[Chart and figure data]
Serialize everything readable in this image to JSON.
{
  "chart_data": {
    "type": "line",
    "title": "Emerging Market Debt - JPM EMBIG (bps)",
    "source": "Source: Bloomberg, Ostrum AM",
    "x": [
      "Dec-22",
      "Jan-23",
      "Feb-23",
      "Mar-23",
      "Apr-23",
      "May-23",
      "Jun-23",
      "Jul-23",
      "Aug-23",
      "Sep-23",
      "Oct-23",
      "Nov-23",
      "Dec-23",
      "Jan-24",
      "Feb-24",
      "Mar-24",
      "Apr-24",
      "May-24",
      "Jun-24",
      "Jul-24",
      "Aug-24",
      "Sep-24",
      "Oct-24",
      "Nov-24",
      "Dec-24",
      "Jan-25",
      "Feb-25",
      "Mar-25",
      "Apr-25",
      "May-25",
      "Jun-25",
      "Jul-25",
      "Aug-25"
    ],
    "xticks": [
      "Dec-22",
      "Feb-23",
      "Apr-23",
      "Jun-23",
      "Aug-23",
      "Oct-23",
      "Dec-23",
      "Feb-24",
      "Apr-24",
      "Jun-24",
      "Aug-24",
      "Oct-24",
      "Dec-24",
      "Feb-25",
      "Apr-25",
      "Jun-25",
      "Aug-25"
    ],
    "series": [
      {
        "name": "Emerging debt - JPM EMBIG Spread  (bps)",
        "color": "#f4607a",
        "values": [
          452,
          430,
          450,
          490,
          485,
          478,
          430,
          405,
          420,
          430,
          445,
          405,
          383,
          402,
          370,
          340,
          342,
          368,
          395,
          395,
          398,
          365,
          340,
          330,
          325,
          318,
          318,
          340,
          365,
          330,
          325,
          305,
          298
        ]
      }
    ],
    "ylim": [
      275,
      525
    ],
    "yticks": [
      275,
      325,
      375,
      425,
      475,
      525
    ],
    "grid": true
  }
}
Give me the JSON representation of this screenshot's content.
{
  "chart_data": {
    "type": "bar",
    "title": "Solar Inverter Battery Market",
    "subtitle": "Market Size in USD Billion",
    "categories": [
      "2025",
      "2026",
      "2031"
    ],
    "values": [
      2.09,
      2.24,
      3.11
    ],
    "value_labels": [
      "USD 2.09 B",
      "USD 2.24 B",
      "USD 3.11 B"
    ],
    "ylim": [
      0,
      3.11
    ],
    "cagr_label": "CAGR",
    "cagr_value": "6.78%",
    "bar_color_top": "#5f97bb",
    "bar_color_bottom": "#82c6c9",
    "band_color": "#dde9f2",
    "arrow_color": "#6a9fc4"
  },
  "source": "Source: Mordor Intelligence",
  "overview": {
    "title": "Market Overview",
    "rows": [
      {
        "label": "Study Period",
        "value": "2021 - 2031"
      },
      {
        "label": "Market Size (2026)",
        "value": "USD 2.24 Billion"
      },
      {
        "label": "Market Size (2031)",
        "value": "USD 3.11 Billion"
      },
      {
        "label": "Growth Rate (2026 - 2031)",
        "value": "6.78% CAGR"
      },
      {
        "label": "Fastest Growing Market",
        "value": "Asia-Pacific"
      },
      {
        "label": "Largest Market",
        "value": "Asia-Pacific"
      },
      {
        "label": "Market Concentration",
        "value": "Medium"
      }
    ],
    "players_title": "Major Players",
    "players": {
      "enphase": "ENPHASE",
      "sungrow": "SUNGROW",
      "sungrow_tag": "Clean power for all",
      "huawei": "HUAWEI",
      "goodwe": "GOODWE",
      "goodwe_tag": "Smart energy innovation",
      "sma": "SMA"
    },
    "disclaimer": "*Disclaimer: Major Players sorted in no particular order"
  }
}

CHALLENGE —
Repeat the data exactly. Leave nothing out.

CORRECT RESPONSE —
Serialize everything readable in this image to JSON.
{
  "chart_data": {
    "type": "line",
    "title": "Emerging Market Debt - JPM EMBIG (bps)",
    "source": "Source: Bloomberg, Ostrum AM",
    "x": [
      "Dec-22",
      "Jan-23",
      "Feb-23",
      "Mar-23",
      "Apr-23",
      "May-23",
      "Jun-23",
      "Jul-23",
      "Aug-23",
      "Sep-23",
      "Oct-23",
      "Nov-23",
      "Dec-23",
      "Jan-24",
      "Feb-24",
      "Mar-24",
      "Apr-24",
      "May-24",
      "Jun-24",
      "Jul-24",
      "Aug-24",
      "Sep-24",
      "Oct-24",
      "Nov-24",
      "Dec-24",
      "Jan-25",
      "Feb-25",
      "Mar-25",
      "Apr-25",
      "May-25",
      "Jun-25",
      "Jul-25",
      "Aug-25"
    ],
    "xticks": [
      "Dec-22",
      "Feb-23",
      "Apr-23",
      "Jun-23",
      "Aug-23",
      "Oct-23",
      "Dec-23",
      "Feb-24",
      "Apr-24",
      "Jun-24",
      "Aug-24",
      "Oct-24",
      "Dec-24",
      "Feb-25",
      "Apr-25",
      "Jun-25",
      "Aug-25"
    ],
    "series": [
      {
        "name": "Emerging debt - JPM EMBIG Spread  (bps)",
        "color": "#f4607a",
        "values": [
          452,
          430,
          450,
          490,
          485,
          478,
          430,
          405,
          420,
          430,
          445,
          405,
          383,
          402,
          370,
          340,
          342,
          368,
          395,
          395,
          398,
          365,
          340,
          330,
          325,
          318,
          318,
          340,
          365,
          330,
          325,
          305,
          298
        ]
      }
    ],
    "ylim": [
      275,
      525
    ],
    "yticks": [
      275,
      325,
      375,
      425,
      475,
      525
    ],
    "grid": true
  }
}
Give me the JSON representation of this screenshot's content.
{
  "chart_data": {
    "type": "bar",
    "title": "Solar Inverter Battery Market",
    "subtitle": "Market Size in USD Billion",
    "categories": [
      "2025",
      "2026",
      "2031"
    ],
    "values": [
      2.09,
      2.24,
      3.11
    ],
    "value_labels": [
      "USD 2.09 B",
      "USD 2.24 B",
      "USD 3.11 B"
    ],
    "ylim": [
      0,
      3.11
    ],
    "cagr_label": "CAGR",
    "cagr_value": "6.78%",
    "bar_color_top": "#5f97bb",
    "bar_color_bottom": "#82c6c9",
    "band_color": "#dde9f2",
    "arrow_color": "#6a9fc4"
  },
  "source": "Source: Mordor Intelligence",
  "overview": {
    "title": "Market Overview",
    "rows": [
      {
        "label": "Study Period",
        "value": "2021 - 2031"
      },
      {
        "label": "Market Size (2026)",
        "value": "USD 2.24 Billion"
      },
      {
        "label": "Market Size (2031)",
        "value": "USD 3.11 Billion"
      },
      {
        "label": "Growth Rate (2026 - 2031)",
        "value": "6.78% CAGR"
      },
      {
        "label": "Fastest Growing Market",
        "value": "Asia-Pacific"
      },
      {
        "label": "Largest Market",
        "value": "Asia-Pacific"
      },
      {
        "label": "Market Concentration",
        "value": "Medium"
      }
    ],
    "players_title": "Major Players",
    "players": {
      "enphase": "ENPHASE",
      "sungrow": "SUNGROW",
      "sungrow_tag": "Clean power for all",
      "huawei": "HUAWEI",
      "goodwe": "GOODWE",
      "goodwe_tag": "Smart energy innovation",
      "sma": "SMA"
    },
    "disclaimer": "*Disclaimer: Major Players sorted in no particular order"
  }
}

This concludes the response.